GIVEN EXERCISE — Output the records exactly. Include every line.

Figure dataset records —
-.-.-

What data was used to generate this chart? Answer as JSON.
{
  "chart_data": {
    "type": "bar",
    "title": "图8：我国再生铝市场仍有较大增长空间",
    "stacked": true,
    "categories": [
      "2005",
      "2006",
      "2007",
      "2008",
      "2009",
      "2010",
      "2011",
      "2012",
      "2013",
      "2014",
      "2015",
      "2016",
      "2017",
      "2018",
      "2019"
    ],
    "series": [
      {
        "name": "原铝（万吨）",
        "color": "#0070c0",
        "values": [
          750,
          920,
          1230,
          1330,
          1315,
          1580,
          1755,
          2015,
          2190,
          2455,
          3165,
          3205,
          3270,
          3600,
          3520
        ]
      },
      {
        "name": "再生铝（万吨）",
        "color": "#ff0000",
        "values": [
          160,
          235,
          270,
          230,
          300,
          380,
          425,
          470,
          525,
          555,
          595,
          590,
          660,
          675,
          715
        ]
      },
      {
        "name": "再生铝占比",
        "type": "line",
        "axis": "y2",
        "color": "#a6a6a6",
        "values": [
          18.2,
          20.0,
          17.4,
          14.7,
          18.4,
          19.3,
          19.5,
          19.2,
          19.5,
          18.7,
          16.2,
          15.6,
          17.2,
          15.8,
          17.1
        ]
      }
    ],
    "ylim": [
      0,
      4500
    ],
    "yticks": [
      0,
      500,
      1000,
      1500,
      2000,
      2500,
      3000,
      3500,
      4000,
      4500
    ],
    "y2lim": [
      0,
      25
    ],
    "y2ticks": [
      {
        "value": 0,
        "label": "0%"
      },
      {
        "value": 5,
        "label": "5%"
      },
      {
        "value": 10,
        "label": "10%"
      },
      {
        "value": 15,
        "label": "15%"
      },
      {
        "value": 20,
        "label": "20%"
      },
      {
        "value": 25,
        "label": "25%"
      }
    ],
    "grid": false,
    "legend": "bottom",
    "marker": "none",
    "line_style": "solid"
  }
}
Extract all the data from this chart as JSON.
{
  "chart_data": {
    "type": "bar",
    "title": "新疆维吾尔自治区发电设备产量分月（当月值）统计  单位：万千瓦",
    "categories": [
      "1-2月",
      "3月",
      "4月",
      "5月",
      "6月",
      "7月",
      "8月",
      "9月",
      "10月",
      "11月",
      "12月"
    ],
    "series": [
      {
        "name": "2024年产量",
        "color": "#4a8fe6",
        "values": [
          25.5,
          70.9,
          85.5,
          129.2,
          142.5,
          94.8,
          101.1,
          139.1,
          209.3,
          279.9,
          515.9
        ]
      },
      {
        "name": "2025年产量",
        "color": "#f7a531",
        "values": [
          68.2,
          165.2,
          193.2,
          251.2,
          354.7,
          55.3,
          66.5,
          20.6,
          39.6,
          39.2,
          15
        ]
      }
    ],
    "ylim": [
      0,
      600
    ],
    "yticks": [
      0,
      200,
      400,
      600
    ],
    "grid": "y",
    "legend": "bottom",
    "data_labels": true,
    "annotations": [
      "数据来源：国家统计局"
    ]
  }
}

-.-.-

ANSWER FOR THE TASK —
What data was used to generate this chart? Answer as JSON.
{
  "chart_data": {
    "type": "bar",
    "title": "图8：我国再生铝市场仍有较大增长空间",
    "stacked": true,
    "categories": [
      "2005",
      "2006",
      "2007",
      "2008",
      "2009",
      "2010",
      "2011",
      "2012",
      "2013",
      "2014",
      "2015",
      "2016",
      "2017",
      "2018",
      "2019"
    ],
    "series": [
      {
        "name": "原铝（万吨）",
        "color": "#0070c0",
        "values": [
          750,
          920,
          1230,
          1330,
          1315,
          1580,
          1755,
          2015,
          2190,
          2455,
          3165,
          3205,
          3270,
          3600,
          3520
        ]
      },
      {
        "name": "再生铝（万吨）",
        "color": "#ff0000",
        "values": [
          160,
          235,
          270,
          230,
          300,
          380,
          425,
          470,
          525,
          555,
          595,
          590,
          660,
          675,
          715
        ]
      },
      {
        "name": "再生铝占比",
        "type": "line",
        "axis": "y2",
        "color": "#a6a6a6",
        "values": [
          18.2,
          20.0,
          17.4,
          14.7,
          18.4,
          19.3,
          19.5,
          19.2,
          19.5,
          18.7,
          16.2,
          15.6,
          17.2,
          15.8,
          17.1
        ]
      }
    ],
    "ylim": [
      0,
      4500
    ],
    "yticks": [
      0,
      500,
      1000,
      1500,
      2000,
      2500,
      3000,
      3500,
      4000,
      4500
    ],
    "y2lim": [
      0,
      25
    ],
    "y2ticks": [
      {
        "value": 0,
        "label": "0%"
      },
      {
        "value": 5,
        "label": "5%"
      },
      {
        "value": 10,
        "label": "10%"
      },
      {
        "value": 15,
        "label": "15%"
      },
      {
        "value": 20,
        "label": "20%"
      },
      {
        "value": 25,
        "label": "25%"
      }
    ],
    "grid": false,
    "legend": "bottom",
    "marker": "none",
    "line_style": "solid"
  }
}
Extract all the data from this chart as JSON.
{
  "chart_data": {
    "type": "bar",
    "title": "新疆维吾尔自治区发电设备产量分月（当月值）统计  单位：万千瓦",
    "categories": [
      "1-2月",
      "3月",
      "4月",
      "5月",
      "6月",
      "7月",
      "8月",
      "9月",
      "10月",
      "11月",
      "12月"
    ],
    "series": [
      {
        "name": "2024年产量",
        "color": "#4a8fe6",
        "values": [
          25.5,
          70.9,
          85.5,
          129.2,
          142.5,
          94.8,
          101.1,
          139.1,
          209.3,
          279.9,
          515.9
        ]
      },
      {
        "name": "2025年产量",
        "color": "#f7a531",
        "values": [
          68.2,
          165.2,
          193.2,
          251.2,
          354.7,
          55.3,
          66.5,
          20.6,
          39.6,
          39.2,
          15
        ]
      }
    ],
    "ylim": [
      0,
      600
    ],
    "yticks": [
      0,
      200,
      400,
      600
    ],
    "grid": "y",
    "legend": "bottom",
    "data_labels": true,
    "annotations": [
      "数据来源：国家统计局"
    ]
  }
}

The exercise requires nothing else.